Differences That Matter: Auditing Models for Capability Gap Discovery and Rectification
Qihao Liu, Chengzhi Mao, Yaojie Liu, Alan Yuille, Wen-Sheng Chu
TL;DR
AuditDM introduces an RL-based MLLM auditor that actively discovers capability gaps by generating failure-inducing question–image pairs to maximize cross-model disagreement. The framework yields annotation-free, targeted data for rectification and demonstrates substantial performance gains across Gemma3 and PaliGemma2 in 16 benchmarks, sometimes surpassing larger models. By focusing on interpretable failure modes and a closed-loop improvement cycle, AuditDM addresses diminishing returns from mere data scaling and offers a scalable path to continual MLLM enhancement. The work highlights the practical value of model auditing as a diagnostic and corrective tool in multimodal AI systems.

Stored data entries:
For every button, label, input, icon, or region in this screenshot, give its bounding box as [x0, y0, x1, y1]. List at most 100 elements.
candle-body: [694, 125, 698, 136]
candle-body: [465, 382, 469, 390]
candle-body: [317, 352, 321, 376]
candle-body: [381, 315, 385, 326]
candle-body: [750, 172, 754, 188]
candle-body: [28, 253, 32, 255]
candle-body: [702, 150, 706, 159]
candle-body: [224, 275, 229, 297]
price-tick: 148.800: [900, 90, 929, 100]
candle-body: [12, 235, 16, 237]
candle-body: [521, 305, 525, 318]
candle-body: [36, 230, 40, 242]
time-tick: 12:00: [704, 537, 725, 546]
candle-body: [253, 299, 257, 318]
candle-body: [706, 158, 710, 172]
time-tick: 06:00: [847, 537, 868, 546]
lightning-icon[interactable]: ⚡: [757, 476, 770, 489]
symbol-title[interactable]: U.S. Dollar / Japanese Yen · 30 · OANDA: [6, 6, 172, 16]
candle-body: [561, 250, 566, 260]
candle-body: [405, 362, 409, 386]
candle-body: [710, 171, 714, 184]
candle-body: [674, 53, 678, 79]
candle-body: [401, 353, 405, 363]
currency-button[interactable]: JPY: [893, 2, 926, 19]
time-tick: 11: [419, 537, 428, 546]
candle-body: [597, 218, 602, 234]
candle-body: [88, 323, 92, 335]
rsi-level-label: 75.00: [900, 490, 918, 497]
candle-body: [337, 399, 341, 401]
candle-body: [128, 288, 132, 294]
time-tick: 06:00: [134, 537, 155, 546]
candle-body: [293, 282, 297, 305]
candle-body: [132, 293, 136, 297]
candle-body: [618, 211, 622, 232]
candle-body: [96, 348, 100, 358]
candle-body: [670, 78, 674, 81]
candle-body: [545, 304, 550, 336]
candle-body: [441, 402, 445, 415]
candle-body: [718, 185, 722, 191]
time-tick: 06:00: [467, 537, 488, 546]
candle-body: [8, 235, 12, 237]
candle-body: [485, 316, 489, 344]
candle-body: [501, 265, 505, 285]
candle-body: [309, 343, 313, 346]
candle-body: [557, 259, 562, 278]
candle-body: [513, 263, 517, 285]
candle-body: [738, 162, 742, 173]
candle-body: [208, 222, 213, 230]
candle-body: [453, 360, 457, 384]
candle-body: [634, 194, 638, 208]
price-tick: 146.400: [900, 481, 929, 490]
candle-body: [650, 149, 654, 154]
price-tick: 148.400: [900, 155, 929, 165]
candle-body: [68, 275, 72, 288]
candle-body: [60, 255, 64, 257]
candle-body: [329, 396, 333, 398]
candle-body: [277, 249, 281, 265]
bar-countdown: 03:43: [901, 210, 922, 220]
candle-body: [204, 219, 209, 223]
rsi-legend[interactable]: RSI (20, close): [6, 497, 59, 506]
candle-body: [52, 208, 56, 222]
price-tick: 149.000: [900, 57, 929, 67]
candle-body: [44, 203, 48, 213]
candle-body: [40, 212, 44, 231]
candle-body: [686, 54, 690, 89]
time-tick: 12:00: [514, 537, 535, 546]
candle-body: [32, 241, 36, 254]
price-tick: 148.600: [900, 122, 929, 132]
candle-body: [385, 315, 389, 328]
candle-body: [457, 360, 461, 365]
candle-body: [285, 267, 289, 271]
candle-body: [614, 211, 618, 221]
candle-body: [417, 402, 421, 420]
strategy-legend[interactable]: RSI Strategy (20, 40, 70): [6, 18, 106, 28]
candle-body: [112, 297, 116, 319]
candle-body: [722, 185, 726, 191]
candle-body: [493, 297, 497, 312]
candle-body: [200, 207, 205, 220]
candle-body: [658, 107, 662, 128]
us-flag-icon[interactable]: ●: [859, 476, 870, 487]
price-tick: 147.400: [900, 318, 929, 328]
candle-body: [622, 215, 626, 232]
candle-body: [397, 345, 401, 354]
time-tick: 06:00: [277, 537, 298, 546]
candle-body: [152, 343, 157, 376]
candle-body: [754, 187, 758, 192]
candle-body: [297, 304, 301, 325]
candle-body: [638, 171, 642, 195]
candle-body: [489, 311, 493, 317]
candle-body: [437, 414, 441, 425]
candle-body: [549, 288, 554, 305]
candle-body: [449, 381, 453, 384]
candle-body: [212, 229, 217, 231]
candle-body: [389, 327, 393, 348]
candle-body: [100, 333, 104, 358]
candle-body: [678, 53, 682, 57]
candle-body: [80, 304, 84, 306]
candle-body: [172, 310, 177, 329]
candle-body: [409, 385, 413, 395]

Exercise brief: Pick up the AuditDM overview at the top of the page and continue it from its final sentence.

Task result:
Abstract
Conventional evaluation methods for multimodal LLMs (MLLMs) lack interpretability and are often insufficient to fully disclose significant capability gaps across models. To address this, we introduce AuditDM, an automated framework that actively discovers and rectifies MLLM failure modes by auditing their divergence. AuditDM fine-tunes an MLLM as an auditor via reinforcement learning to generate challenging questions and counterfactual images that maximize disagreement among target models. Once trained, the auditor uncovers diverse, interpretable exemplars that reveal model weaknesses and serve as annotation-free data for rectification. When applied to SoTA models like Gemma-3 and PaliGemma-2, AuditDM discovers more than 20 distinct failure types. Fine-tuning on these discoveries consistently improves all models across 16 benchmarks, and enables a 3B model to surpass its 28B counterpart. Our results suggest that as data scaling hits diminishing returns, targeted model auditing offers an effective path to model diagnosis and improvement.